> _Goal of the exercise_: Retype all of the listing exactly, passing over any picture you find.

[Recorded data]
○ ○ ○

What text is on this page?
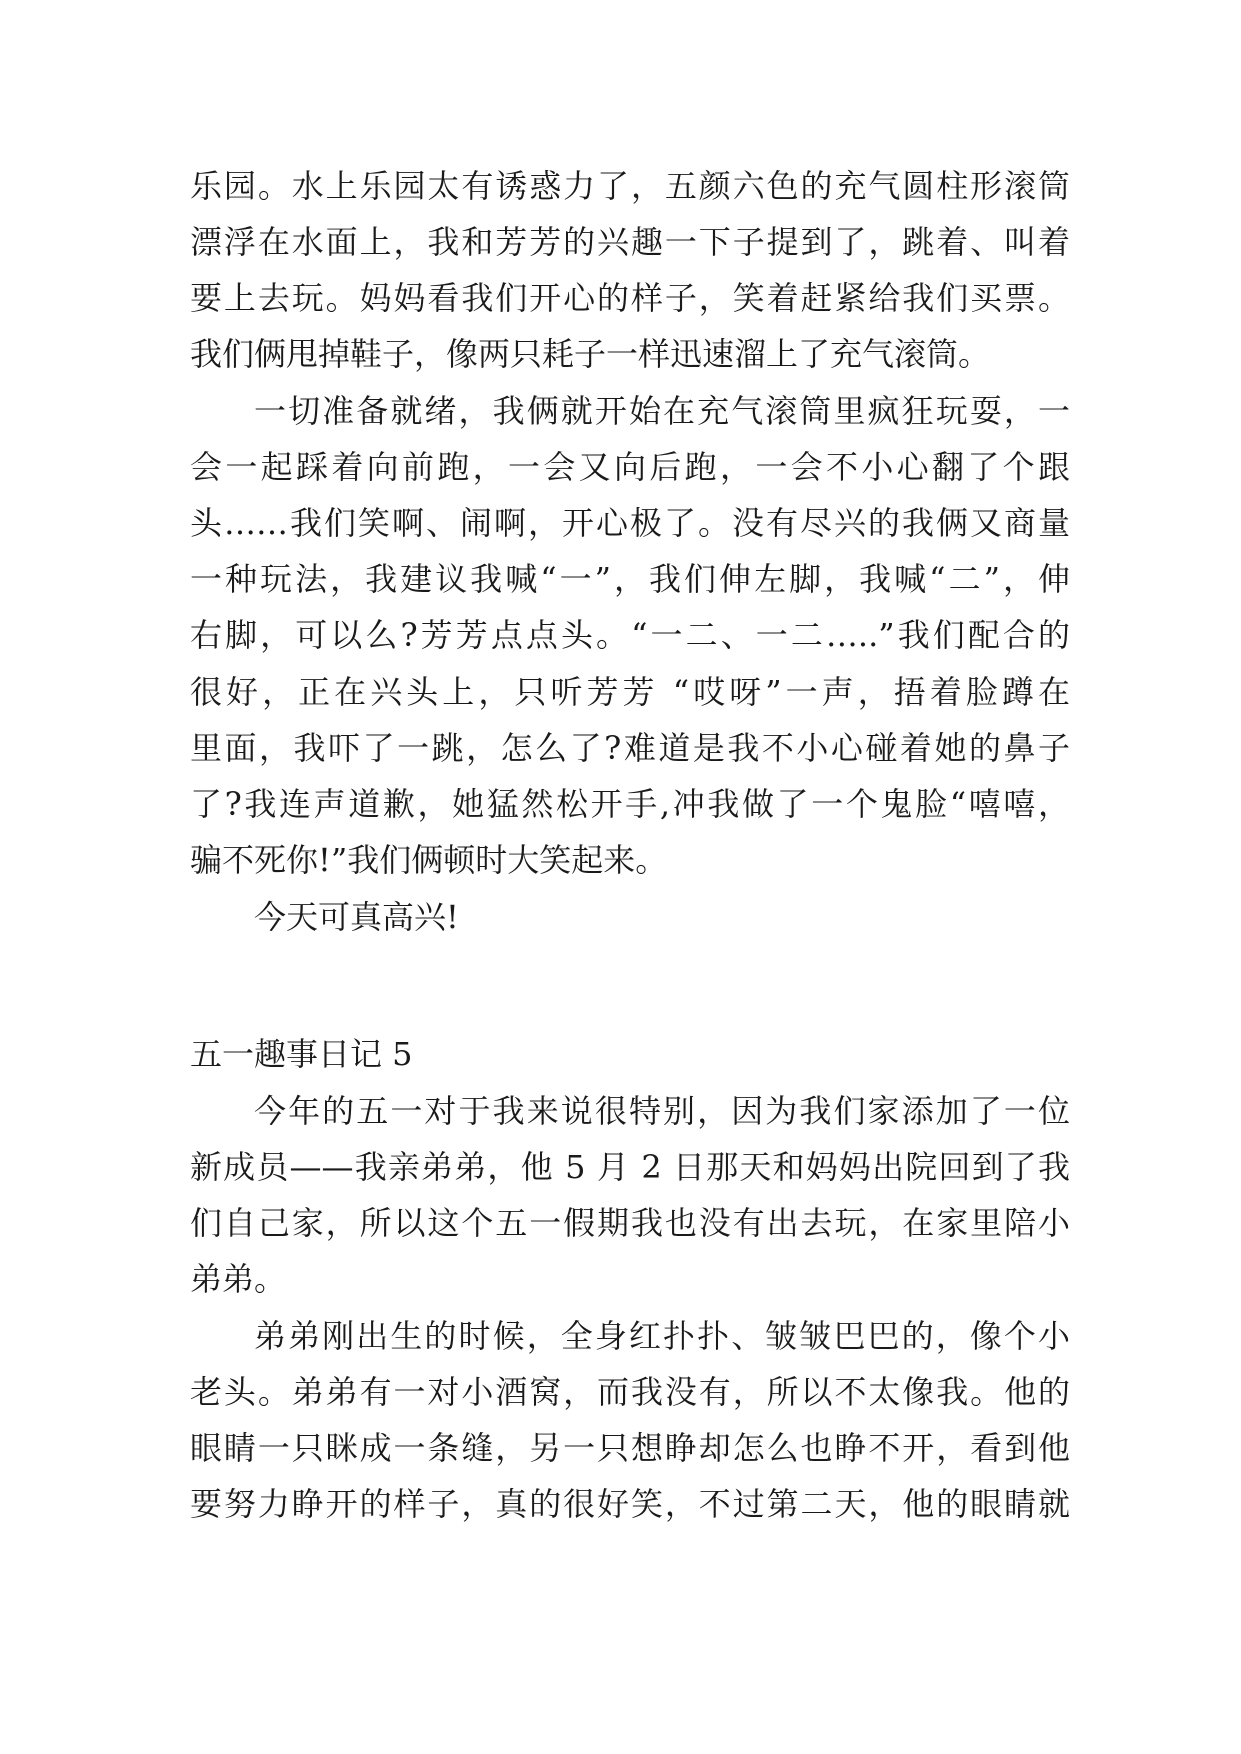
乐园。水上乐园太有诱惑力了，五颜六色的充气圆柱形滚筒
漂浮在水面上，我和芳芳的兴趣一下子提到了，跳着、叫着
要上去玩。妈妈看我们开心的样子，笑着赶紧给我们买票。
我们俩甩掉鞋子，像两只耗子一样迅速溜上了充气滚筒。
一切准备就绪，我俩就开始在充气滚筒里疯狂玩耍，一
会一起踩着向前跑，一会又向后跑，一会不小心翻了个跟
头……我们笑啊、闹啊，开心极了。没有尽兴的我俩又商量
一种玩法，我建议我喊“一”，我们伸左脚，我喊“二”，伸
右脚，可以么?芳芳点点头。“一二、一二…..”我们配合的
很好，正在兴头上，只听芳芳 “哎呀”一声，捂着脸蹲在
里面，我吓了一跳，怎么了?难道是我不小心碰着她的鼻子
了?我连声道歉，她猛然松开手,冲我做了一个鬼脸“嘻嘻，
骗不死你!”我们俩顿时大笑起来。
今天可真高兴!
五一趣事日记 5
今年的五一对于我来说很特别，因为我们家添加了一位
新成员——我亲弟弟，他 5 月 2 日那天和妈妈出院回到了我
们自己家，所以这个五一假期我也没有出去玩，在家里陪小
弟弟。
弟弟刚出生的时候，全身红扑扑、皱皱巴巴的，像个小
老头。弟弟有一对小酒窝，而我没有，所以不太像我。他的
眼睛一只眯成一条缝，另一只想睁却怎么也睁不开，看到他
要努力睁开的样子，真的很好笑，不过第二天，他的眼睛就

○ ○ ○

> _Complete output_:
What text is on this page?
乐园。水上乐园太有诱惑力了，五颜六色的充气圆柱形滚筒
漂浮在水面上，我和芳芳的兴趣一下子提到了，跳着、叫着
要上去玩。妈妈看我们开心的样子，笑着赶紧给我们买票。
我们俩甩掉鞋子，像两只耗子一样迅速溜上了充气滚筒。
一切准备就绪，我俩就开始在充气滚筒里疯狂玩耍，一
会一起踩着向前跑，一会又向后跑，一会不小心翻了个跟
头……我们笑啊、闹啊，开心极了。没有尽兴的我俩又商量
一种玩法，我建议我喊“一”，我们伸左脚，我喊“二”，伸
右脚，可以么?芳芳点点头。“一二、一二…..”我们配合的
很好，正在兴头上，只听芳芳 “哎呀”一声，捂着脸蹲在
里面，我吓了一跳，怎么了?难道是我不小心碰着她的鼻子
了?我连声道歉，她猛然松开手,冲我做了一个鬼脸“嘻嘻，
骗不死你!”我们俩顿时大笑起来。
今天可真高兴!
五一趣事日记 5
今年的五一对于我来说很特别，因为我们家添加了一位
新成员——我亲弟弟，他 5 月 2 日那天和妈妈出院回到了我
们自己家，所以这个五一假期我也没有出去玩，在家里陪小
弟弟。
弟弟刚出生的时候，全身红扑扑、皱皱巴巴的，像个小
老头。弟弟有一对小酒窝，而我没有，所以不太像我。他的
眼睛一只眯成一条缝，另一只想睁却怎么也睁不开，看到他
要努力睁开的样子，真的很好笑，不过第二天，他的眼睛就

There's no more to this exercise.